**SHORT PROBLEM**
Set down all of the data that follows word for word, without the images.

**SOURCE RECORDS**
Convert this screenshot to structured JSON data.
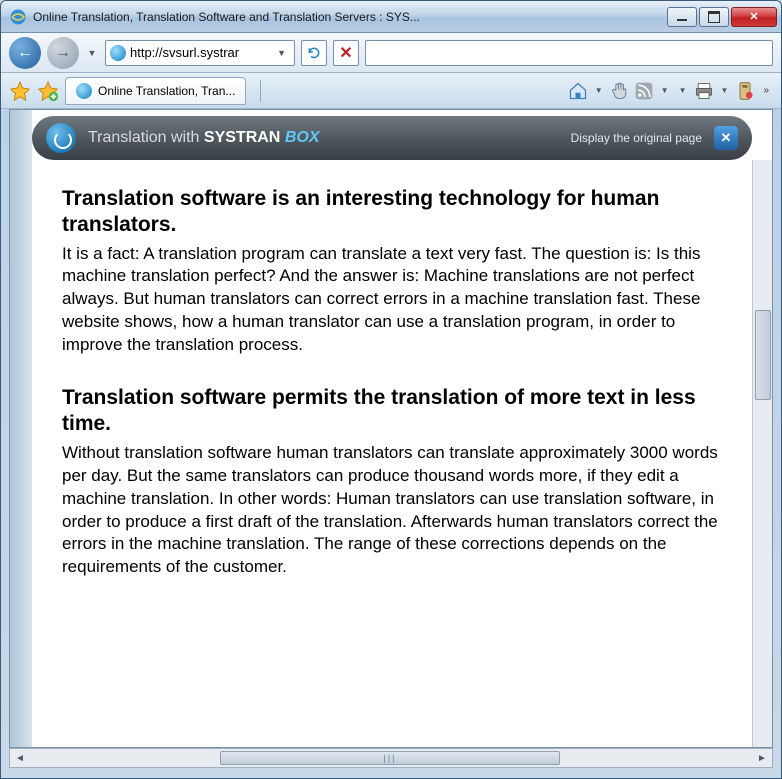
{
  "window": {
    "title": "Online Translation, Translation Software and Translation Servers : SYS..."
  },
  "nav": {
    "url": "http://svsurl.systrar"
  },
  "tab": {
    "title": "Online Translation, Tran..."
  },
  "systran": {
    "prefix": "Translation with ",
    "brand": "SYSTRAN",
    "box": "BOX",
    "link": "Display the original page"
  },
  "article": {
    "h1": "Translation software is an interesting technology for human translators.",
    "p1": "It is a fact: A translation program can translate a text very fast. The question is: Is this machine translation perfect? And the answer is: Machine translations are not perfect always. But human translators can correct errors in a machine translation fast. These website shows, how a human translator can use a translation program, in order to improve the translation process.",
    "h2": "Translation software permits the translation of more text in less time.",
    "p2": "Without translation software human translators can translate approximately 3000 words per day. But the same translators can produce thousand words more, if they edit a machine translation. In other words: Human translators can use translation software, in order to produce a first draft of the translation. Afterwards human translators correct the errors in the machine translation. The range of these corrections depends on the requirements of the customer."
  }
}
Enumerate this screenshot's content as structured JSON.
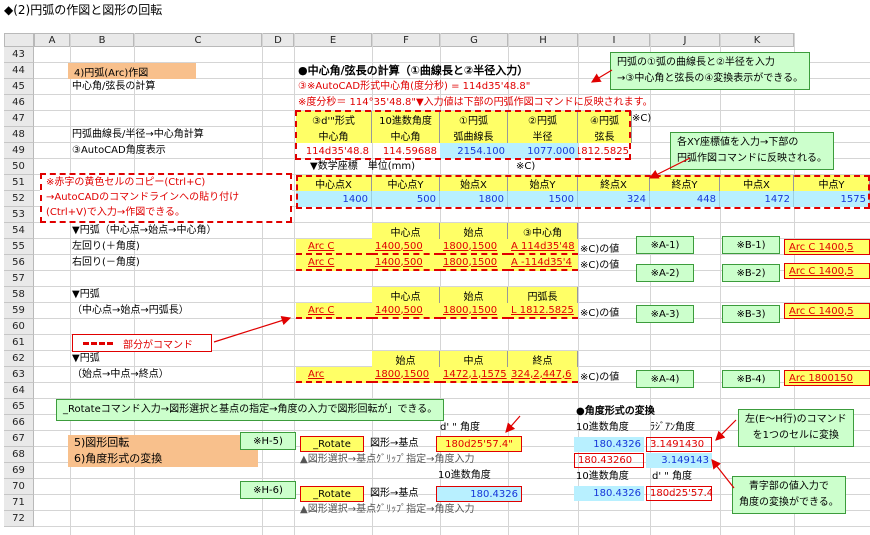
{
  "title": "◆(2)円弧の作図と図形の回転",
  "columns": [
    "A",
    "B",
    "C",
    "D",
    "E",
    "F",
    "G",
    "H",
    "I",
    "J",
    "K"
  ],
  "rows": [
    "43",
    "44",
    "45",
    "46",
    "47",
    "48",
    "49",
    "50",
    "51",
    "52",
    "53",
    "54",
    "55",
    "56",
    "57",
    "58",
    "59",
    "60",
    "61",
    "62",
    "63",
    "64",
    "65",
    "66",
    "67",
    "68",
    "69",
    "70",
    "71",
    "72"
  ],
  "sec4": {
    "label": "4)円弧(Arc)作図",
    "sub": "中心角/弦長の計算",
    "r48": "円弧曲線長/半径→中心角計算",
    "r49": "③AutoCAD角度表示",
    "heading": "●中心角/弦長の計算（①曲線長と②半径入力）",
    "note1": "③※AutoCAD形式中心角(度分秒) = 114d35'48.8\"",
    "note2": "※度分秒＝ 114°35'48.8\"▼入力値は下部の円弧作図コマンドに反映されます。",
    "h47": [
      "③d'\"形式",
      "10進数角度",
      "①円弧",
      "②円弧",
      "④円弧"
    ],
    "h48": [
      "中心角",
      "中心角",
      "弧曲線長",
      "半径",
      "弦長"
    ],
    "v49": [
      "114d35'48.8",
      "114.59688",
      "2154.100",
      "1077.000",
      "1812.5825"
    ],
    "noteC": "※C)"
  },
  "coords": {
    "title": "▼数学座標　単位(mm)",
    "noteC": "※C)",
    "headers": [
      "中心点X",
      "中心点Y",
      "始点X",
      "始点Y",
      "終点X",
      "終点Y",
      "中点X",
      "中点Y"
    ],
    "values": [
      "1400",
      "500",
      "1800",
      "1500",
      "324",
      "448",
      "1472",
      "1575"
    ]
  },
  "leftnote": [
    "※赤字の黄色セルのコピー(Ctrl+C)",
    "→AutoCADのコマンドラインへの貼り付け",
    "(Ctrl+V)で入力→作図できる。"
  ],
  "arc1": {
    "title": "▼円弧（中心点→始点→中心角）",
    "left": "左回り(＋角度)",
    "right": "右回り(－角度)",
    "hdrs": [
      "中心点",
      "始点",
      "③中心角"
    ],
    "r55": [
      "Arc C",
      "1400,500",
      "1800,1500",
      "A 114d35'48"
    ],
    "r56": [
      "Arc C",
      "1400,500",
      "1800,1500",
      "A -114d35'4"
    ],
    "cval": "※C)の値"
  },
  "arc2": {
    "title": "▼円弧",
    "sub": "（中心点→始点→円弧長）",
    "hdrs": [
      "中心点",
      "始点",
      "円弧長"
    ],
    "r59": [
      "Arc C",
      "1400,500",
      "1800,1500",
      "L 1812.5825"
    ],
    "cval": "※C)の値"
  },
  "legend": "部分がコマンド",
  "arc3": {
    "title": "▼円弧",
    "sub": "（始点→中点→終点）",
    "hdrs": [
      "始点",
      "中点",
      "終点"
    ],
    "r63": [
      "Arc",
      "1800,1500",
      "1472,1,1575",
      "324,2,447,6"
    ],
    "cval": "※C)の値"
  },
  "tags": {
    "a1": "※A-1)",
    "a2": "※A-2)",
    "a3": "※A-3)",
    "a4": "※A-4)",
    "b1": "※B-1)",
    "b2": "※B-2)",
    "b3": "※B-3)",
    "b4": "※B-4)",
    "h5": "※H-5)",
    "h6": "※H-6)"
  },
  "cmdk": {
    "k55": "Arc C 1400,5",
    "k56": "Arc C 1400,5",
    "k59": "Arc C 1400,5",
    "k63": "Arc 1800150"
  },
  "callouts": {
    "top": [
      "円弧の①弧の曲線長と②半径を入力",
      "→③中心角と弦長の④変換表示ができる。"
    ],
    "xy": [
      "各XY座標値を入力→下部の",
      "円弧作図コマンドに反映される。"
    ],
    "rotate": "_Rotateコマンド入力→図形選択と基点の指定→角度の入力で図形回転が」できる。",
    "conv": [
      "左(E～H行)のコマンド",
      "を1つのセルに変換"
    ],
    "blue": [
      "青字部の値入力で",
      "角度の変換ができる。"
    ]
  },
  "sec5": {
    "l5": "5)図形回転",
    "l6": "6)角度形式の変換",
    "rotate": "_Rotate",
    "arrow": "図形→基点",
    "dd": "d' \" 角度",
    "v67": "180d25'57.4\"",
    "hint": "▲図形選択→基点ｸﾞﾘｯﾌﾟ指定→角度入力",
    "dec": "10進数角度",
    "v70": "180.4326"
  },
  "conv": {
    "title": "●角度形式の変換",
    "h66a": "10進数角度",
    "h66b": "ﾗｼﾞｱﾝ角度",
    "v67a": "180.4326",
    "v67b": "3.1491430",
    "v68a": "180.43260",
    "v68b": "3.149143",
    "h69a": "10進数角度",
    "h69b": "d' \" 角度",
    "v70a": "180.4326",
    "v70b": "180d25'57.4\""
  }
}
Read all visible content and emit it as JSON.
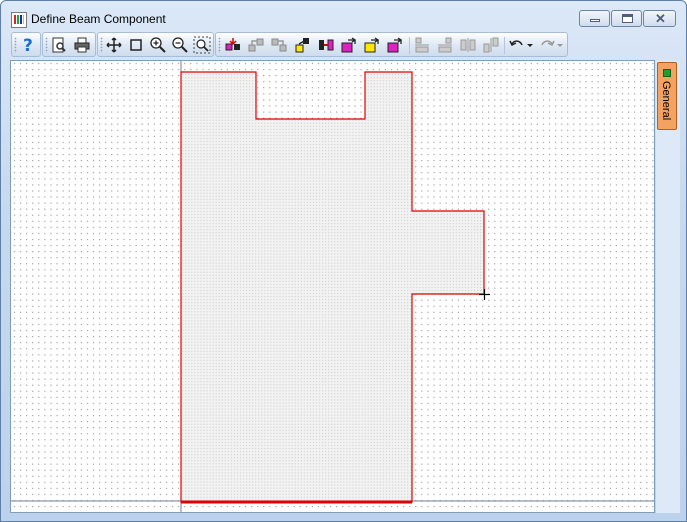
{
  "window": {
    "title": "Define Beam Component"
  },
  "title_bar": {
    "minimize_icon": "minimize-icon",
    "maximize_icon": "maximize-icon",
    "close_icon": "close-icon"
  },
  "toolbar": {
    "groups": [
      {
        "name": "help",
        "buttons": [
          "help-icon"
        ]
      },
      {
        "name": "file",
        "buttons": [
          "print-preview-icon",
          "print-icon"
        ]
      },
      {
        "name": "view",
        "buttons": [
          "pan-icon",
          "zoom-window-icon",
          "zoom-in-icon",
          "zoom-out-icon",
          "zoom-extents-icon"
        ]
      },
      {
        "name": "edit",
        "buttons": [
          "insert-point-before-icon",
          "insert-point-icon",
          "insert-point-after-icon",
          "move-point-icon",
          "mirror-points-icon",
          "insert-shape-magenta-icon",
          "insert-shape-yellow-icon",
          "insert-shape-magenta-yellow-icon",
          "align-left-icon",
          "align-right-icon",
          "distribute-h-icon",
          "distribute-v-icon",
          "undo-icon",
          "undo-dropdown-icon",
          "redo-icon",
          "redo-dropdown-icon"
        ]
      }
    ]
  },
  "side_tabs": [
    {
      "label": "General",
      "active": true
    }
  ],
  "colors": {
    "outline": "#e00000",
    "section_fill": "#f2f2f2",
    "grid_dot": "#7a7a7a",
    "tab_background": "#f4a261",
    "tab_square": "#1f9e2c"
  },
  "cursor_icon": "crosshair-icon"
}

**EXERCISE SOLUTION**
Convert this screenshot to structured JSON data.
{
  "window": {
    "title": "Online Translation, Translation Software and Translation Servers : SYS..."
  },
  "nav": {
    "url": "http://svsurl.systrar"
  },
  "tab": {
    "title": "Online Translation, Tran..."
  },
  "systran": {
    "prefix": "Translation with ",
    "brand": "SYSTRAN",
    "box": "BOX",
    "link": "Display the original page"
  },
  "article": {
    "h1": "Translation software is an interesting technology for human translators.",
    "p1": "It is a fact: A translation program can translate a text very fast. The question is: Is this machine translation perfect? And the answer is: Machine translations are not perfect always. But human translators can correct errors in a machine translation fast. These website shows, how a human translator can use a translation program, in order to improve the translation process.",
    "h2": "Translation software permits the translation of more text in less time.",
    "p2": "Without translation software human translators can translate approximately 3000 words per day. But the same translators can produce thousand words more, if they edit a machine translation. In other words: Human translators can use translation software, in order to produce a first draft of the translation. Afterwards human translators correct the errors in the machine translation. The range of these corrections depends on the requirements of the customer."
  }
}
Enumerate this screenshot's content as structured JSON.
{
  "title": "◆(2)円弧の作図と図形の回転",
  "columns": [
    "A",
    "B",
    "C",
    "D",
    "E",
    "F",
    "G",
    "H",
    "I",
    "J",
    "K"
  ],
  "rows": [
    "43",
    "44",
    "45",
    "46",
    "47",
    "48",
    "49",
    "50",
    "51",
    "52",
    "53",
    "54",
    "55",
    "56",
    "57",
    "58",
    "59",
    "60",
    "61",
    "62",
    "63",
    "64",
    "65",
    "66",
    "67",
    "68",
    "69",
    "70",
    "71",
    "72"
  ],
  "sec4": {
    "label": "4)円弧(Arc)作図",
    "sub": "中心角/弦長の計算",
    "r48": "円弧曲線長/半径→中心角計算",
    "r49": "③AutoCAD角度表示",
    "heading": "●中心角/弦長の計算（①曲線長と②半径入力）",
    "note1": "③※AutoCAD形式中心角(度分秒) = 114d35'48.8\"",
    "note2": "※度分秒＝ 114°35'48.8\"▼入力値は下部の円弧作図コマンドに反映されます。",
    "h47": [
      "③d'\"形式",
      "10進数角度",
      "①円弧",
      "②円弧",
      "④円弧"
    ],
    "h48": [
      "中心角",
      "中心角",
      "弧曲線長",
      "半径",
      "弦長"
    ],
    "v49": [
      "114d35'48.8",
      "114.59688",
      "2154.100",
      "1077.000",
      "1812.5825"
    ],
    "noteC": "※C)"
  },
  "coords": {
    "title": "▼数学座標　単位(mm)",
    "noteC": "※C)",
    "headers": [
      "中心点X",
      "中心点Y",
      "始点X",
      "始点Y",
      "終点X",
      "終点Y",
      "中点X",
      "中点Y"
    ],
    "values": [
      "1400",
      "500",
      "1800",
      "1500",
      "324",
      "448",
      "1472",
      "1575"
    ]
  },
  "leftnote": [
    "※赤字の黄色セルのコピー(Ctrl+C)",
    "→AutoCADのコマンドラインへの貼り付け",
    "(Ctrl+V)で入力→作図できる。"
  ],
  "arc1": {
    "title": "▼円弧（中心点→始点→中心角）",
    "left": "左回り(＋角度)",
    "right": "右回り(－角度)",
    "hdrs": [
      "中心点",
      "始点",
      "③中心角"
    ],
    "r55": [
      "Arc C",
      "1400,500",
      "1800,1500",
      "A 114d35'48"
    ],
    "r56": [
      "Arc C",
      "1400,500",
      "1800,1500",
      "A -114d35'4"
    ],
    "cval": "※C)の値"
  },
  "arc2": {
    "title": "▼円弧",
    "sub": "（中心点→始点→円弧長）",
    "hdrs": [
      "中心点",
      "始点",
      "円弧長"
    ],
    "r59": [
      "Arc C",
      "1400,500",
      "1800,1500",
      "L 1812.5825"
    ],
    "cval": "※C)の値"
  },
  "legend": "部分がコマンド",
  "arc3": {
    "title": "▼円弧",
    "sub": "（始点→中点→終点）",
    "hdrs": [
      "始点",
      "中点",
      "終点"
    ],
    "r63": [
      "Arc",
      "1800,1500",
      "1472,1,1575",
      "324,2,447,6"
    ],
    "cval": "※C)の値"
  },
  "tags": {
    "a1": "※A-1)",
    "a2": "※A-2)",
    "a3": "※A-3)",
    "a4": "※A-4)",
    "b1": "※B-1)",
    "b2": "※B-2)",
    "b3": "※B-3)",
    "b4": "※B-4)",
    "h5": "※H-5)",
    "h6": "※H-6)"
  },
  "cmdk": {
    "k55": "Arc C 1400,5",
    "k56": "Arc C 1400,5",
    "k59": "Arc C 1400,5",
    "k63": "Arc 1800150"
  },
  "callouts": {
    "top": [
      "円弧の①弧の曲線長と②半径を入力",
      "→③中心角と弦長の④変換表示ができる。"
    ],
    "xy": [
      "各XY座標値を入力→下部の",
      "円弧作図コマンドに反映される。"
    ],
    "rotate": "_Rotateコマンド入力→図形選択と基点の指定→角度の入力で図形回転が」できる。",
    "conv": [
      "左(E～H行)のコマンド",
      "を1つのセルに変換"
    ],
    "blue": [
      "青字部の値入力で",
      "角度の変換ができる。"
    ]
  },
  "sec5": {
    "l5": "5)図形回転",
    "l6": "6)角度形式の変換",
    "rotate": "_Rotate",
    "arrow": "図形→基点",
    "dd": "d' \" 角度",
    "v67": "180d25'57.4\"",
    "hint": "▲図形選択→基点ｸﾞﾘｯﾌﾟ指定→角度入力",
    "dec": "10進数角度",
    "v70": "180.4326"
  },
  "conv": {
    "title": "●角度形式の変換",
    "h66a": "10進数角度",
    "h66b": "ﾗｼﾞｱﾝ角度",
    "v67a": "180.4326",
    "v67b": "3.1491430",
    "v68a": "180.43260",
    "v68b": "3.149143",
    "h69a": "10進数角度",
    "h69b": "d' \" 角度",
    "v70a": "180.4326",
    "v70b": "180d25'57.4\""
  }
}
Read all visible content and emit it as JSON.
{
  "window": {
    "title": "Define Beam Component"
  },
  "title_bar": {
    "minimize_icon": "minimize-icon",
    "maximize_icon": "maximize-icon",
    "close_icon": "close-icon"
  },
  "toolbar": {
    "groups": [
      {
        "name": "help",
        "buttons": [
          "help-icon"
        ]
      },
      {
        "name": "file",
        "buttons": [
          "print-preview-icon",
          "print-icon"
        ]
      },
      {
        "name": "view",
        "buttons": [
          "pan-icon",
          "zoom-window-icon",
          "zoom-in-icon",
          "zoom-out-icon",
          "zoom-extents-icon"
        ]
      },
      {
        "name": "edit",
        "buttons": [
          "insert-point-before-icon",
          "insert-point-icon",
          "insert-point-after-icon",
          "move-point-icon",
          "mirror-points-icon",
          "insert-shape-magenta-icon",
          "insert-shape-yellow-icon",
          "insert-shape-magenta-yellow-icon",
          "align-left-icon",
          "align-right-icon",
          "distribute-h-icon",
          "distribute-v-icon",
          "undo-icon",
          "undo-dropdown-icon",
          "redo-icon",
          "redo-dropdown-icon"
        ]
      }
    ]
  },
  "side_tabs": [
    {
      "label": "General",
      "active": true
    }
  ],
  "colors": {
    "outline": "#e00000",
    "section_fill": "#f2f2f2",
    "grid_dot": "#7a7a7a",
    "tab_background": "#f4a261",
    "tab_square": "#1f9e2c"
  },
  "cursor_icon": "crosshair-icon"
}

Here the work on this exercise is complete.